Entries taken from a collection —
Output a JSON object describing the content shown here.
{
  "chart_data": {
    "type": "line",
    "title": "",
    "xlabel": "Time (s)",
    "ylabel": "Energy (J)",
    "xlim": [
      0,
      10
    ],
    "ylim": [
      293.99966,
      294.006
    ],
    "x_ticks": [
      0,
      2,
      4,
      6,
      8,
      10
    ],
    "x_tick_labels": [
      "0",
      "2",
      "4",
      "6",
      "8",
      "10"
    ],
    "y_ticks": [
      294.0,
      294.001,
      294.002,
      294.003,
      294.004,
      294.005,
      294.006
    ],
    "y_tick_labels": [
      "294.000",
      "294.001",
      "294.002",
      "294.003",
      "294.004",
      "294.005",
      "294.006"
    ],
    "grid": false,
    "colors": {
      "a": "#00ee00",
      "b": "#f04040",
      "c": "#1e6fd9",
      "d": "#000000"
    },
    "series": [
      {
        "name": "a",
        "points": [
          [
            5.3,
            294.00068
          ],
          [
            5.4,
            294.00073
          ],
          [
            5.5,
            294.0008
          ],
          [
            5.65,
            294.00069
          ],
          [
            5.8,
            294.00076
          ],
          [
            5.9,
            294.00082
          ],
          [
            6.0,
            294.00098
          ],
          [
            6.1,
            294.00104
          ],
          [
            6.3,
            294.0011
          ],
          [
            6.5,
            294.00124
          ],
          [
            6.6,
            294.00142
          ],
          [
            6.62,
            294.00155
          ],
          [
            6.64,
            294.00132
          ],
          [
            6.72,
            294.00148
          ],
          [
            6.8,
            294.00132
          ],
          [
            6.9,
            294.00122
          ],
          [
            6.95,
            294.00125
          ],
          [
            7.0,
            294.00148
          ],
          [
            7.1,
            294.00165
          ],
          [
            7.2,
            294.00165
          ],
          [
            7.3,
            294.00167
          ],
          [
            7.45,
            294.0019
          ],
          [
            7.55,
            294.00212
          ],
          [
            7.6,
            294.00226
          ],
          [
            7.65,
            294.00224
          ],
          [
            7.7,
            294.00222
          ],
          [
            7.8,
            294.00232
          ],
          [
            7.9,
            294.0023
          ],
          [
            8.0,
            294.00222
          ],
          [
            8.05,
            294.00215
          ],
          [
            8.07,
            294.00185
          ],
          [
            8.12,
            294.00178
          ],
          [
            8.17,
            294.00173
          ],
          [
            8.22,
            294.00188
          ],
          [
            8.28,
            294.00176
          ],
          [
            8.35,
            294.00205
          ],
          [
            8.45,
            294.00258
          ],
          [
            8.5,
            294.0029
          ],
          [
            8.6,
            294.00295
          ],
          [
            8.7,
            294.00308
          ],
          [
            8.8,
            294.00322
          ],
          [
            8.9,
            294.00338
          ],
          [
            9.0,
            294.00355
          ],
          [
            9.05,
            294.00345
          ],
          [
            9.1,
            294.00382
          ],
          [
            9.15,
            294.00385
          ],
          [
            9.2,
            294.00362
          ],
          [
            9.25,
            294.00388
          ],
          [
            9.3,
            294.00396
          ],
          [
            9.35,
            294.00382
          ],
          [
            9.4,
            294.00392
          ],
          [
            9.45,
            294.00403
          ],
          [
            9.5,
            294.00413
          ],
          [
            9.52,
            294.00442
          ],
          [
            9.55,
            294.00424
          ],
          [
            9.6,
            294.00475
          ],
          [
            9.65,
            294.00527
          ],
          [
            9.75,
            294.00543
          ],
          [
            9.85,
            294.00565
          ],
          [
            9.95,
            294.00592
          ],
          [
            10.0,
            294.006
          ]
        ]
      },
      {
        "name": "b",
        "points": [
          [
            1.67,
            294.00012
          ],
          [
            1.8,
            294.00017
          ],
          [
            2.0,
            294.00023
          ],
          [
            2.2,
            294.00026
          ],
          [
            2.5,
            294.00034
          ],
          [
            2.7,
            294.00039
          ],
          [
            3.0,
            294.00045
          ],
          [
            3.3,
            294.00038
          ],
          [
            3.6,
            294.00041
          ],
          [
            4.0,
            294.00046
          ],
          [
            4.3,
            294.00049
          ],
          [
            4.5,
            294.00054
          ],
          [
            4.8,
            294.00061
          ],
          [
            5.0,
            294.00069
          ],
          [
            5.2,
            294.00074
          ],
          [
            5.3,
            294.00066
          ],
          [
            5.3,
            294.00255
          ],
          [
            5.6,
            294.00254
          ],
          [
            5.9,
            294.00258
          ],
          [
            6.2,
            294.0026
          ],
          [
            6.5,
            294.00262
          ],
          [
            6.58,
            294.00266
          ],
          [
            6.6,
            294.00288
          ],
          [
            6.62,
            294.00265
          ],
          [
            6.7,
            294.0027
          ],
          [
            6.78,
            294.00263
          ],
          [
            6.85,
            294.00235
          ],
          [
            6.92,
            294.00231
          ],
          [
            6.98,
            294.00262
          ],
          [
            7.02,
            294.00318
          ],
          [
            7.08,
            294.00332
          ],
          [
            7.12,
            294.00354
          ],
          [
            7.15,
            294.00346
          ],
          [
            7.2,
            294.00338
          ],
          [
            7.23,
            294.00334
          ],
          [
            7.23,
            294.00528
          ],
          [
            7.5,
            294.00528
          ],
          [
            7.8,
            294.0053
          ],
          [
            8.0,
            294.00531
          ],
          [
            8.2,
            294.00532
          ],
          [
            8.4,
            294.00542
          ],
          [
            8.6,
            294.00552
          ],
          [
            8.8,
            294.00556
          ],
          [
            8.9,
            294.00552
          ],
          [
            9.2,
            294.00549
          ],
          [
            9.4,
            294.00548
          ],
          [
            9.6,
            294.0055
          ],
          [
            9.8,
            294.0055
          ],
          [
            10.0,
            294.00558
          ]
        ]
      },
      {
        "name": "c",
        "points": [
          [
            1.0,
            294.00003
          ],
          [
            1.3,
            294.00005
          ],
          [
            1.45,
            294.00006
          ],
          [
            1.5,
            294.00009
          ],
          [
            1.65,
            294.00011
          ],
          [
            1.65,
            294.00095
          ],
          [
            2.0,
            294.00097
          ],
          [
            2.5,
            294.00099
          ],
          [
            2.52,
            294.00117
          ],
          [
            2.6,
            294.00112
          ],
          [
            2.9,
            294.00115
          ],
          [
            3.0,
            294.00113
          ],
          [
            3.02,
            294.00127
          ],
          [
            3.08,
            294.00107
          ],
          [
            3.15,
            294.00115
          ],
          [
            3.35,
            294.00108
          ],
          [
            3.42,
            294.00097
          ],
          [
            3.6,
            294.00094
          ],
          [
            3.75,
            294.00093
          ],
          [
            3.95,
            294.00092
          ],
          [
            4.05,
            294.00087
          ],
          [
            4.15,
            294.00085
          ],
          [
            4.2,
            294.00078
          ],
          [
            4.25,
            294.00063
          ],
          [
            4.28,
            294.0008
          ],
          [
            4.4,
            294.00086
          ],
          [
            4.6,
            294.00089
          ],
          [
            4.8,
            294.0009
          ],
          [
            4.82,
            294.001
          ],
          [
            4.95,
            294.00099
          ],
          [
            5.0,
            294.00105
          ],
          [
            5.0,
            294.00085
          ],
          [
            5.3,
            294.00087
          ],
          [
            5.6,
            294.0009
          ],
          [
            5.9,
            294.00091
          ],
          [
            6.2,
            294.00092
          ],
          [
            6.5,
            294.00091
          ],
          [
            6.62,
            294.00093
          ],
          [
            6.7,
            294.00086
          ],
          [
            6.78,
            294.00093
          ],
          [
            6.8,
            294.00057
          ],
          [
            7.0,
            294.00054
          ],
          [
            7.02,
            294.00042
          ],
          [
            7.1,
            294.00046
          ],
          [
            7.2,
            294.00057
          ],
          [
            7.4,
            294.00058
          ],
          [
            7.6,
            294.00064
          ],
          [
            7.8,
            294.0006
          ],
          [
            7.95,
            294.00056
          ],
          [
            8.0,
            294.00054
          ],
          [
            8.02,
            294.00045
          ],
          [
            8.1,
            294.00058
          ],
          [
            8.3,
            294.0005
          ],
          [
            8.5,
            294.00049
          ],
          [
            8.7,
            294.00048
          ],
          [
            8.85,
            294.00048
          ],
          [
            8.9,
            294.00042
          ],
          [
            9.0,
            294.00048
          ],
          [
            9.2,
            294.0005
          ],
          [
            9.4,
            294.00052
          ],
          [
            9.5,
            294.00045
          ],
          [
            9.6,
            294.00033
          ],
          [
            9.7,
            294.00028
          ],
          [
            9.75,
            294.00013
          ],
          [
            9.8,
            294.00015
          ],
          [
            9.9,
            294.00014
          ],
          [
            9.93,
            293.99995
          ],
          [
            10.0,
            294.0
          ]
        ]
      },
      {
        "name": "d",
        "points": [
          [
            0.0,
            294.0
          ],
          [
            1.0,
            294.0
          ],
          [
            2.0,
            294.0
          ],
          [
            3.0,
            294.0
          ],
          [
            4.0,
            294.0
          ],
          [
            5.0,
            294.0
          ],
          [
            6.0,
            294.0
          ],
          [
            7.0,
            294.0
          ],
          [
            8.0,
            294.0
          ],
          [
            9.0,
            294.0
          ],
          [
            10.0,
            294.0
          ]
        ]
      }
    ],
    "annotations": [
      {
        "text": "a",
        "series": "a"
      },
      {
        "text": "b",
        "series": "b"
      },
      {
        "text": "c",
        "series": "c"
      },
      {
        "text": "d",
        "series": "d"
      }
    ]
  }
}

AIM — Go through the material and copy out every line with "series" in it.

EXERCISE SOLUTION —
    "series": [
        "series": "a"
        "series": "b"
        "series": "c"
        "series": "d"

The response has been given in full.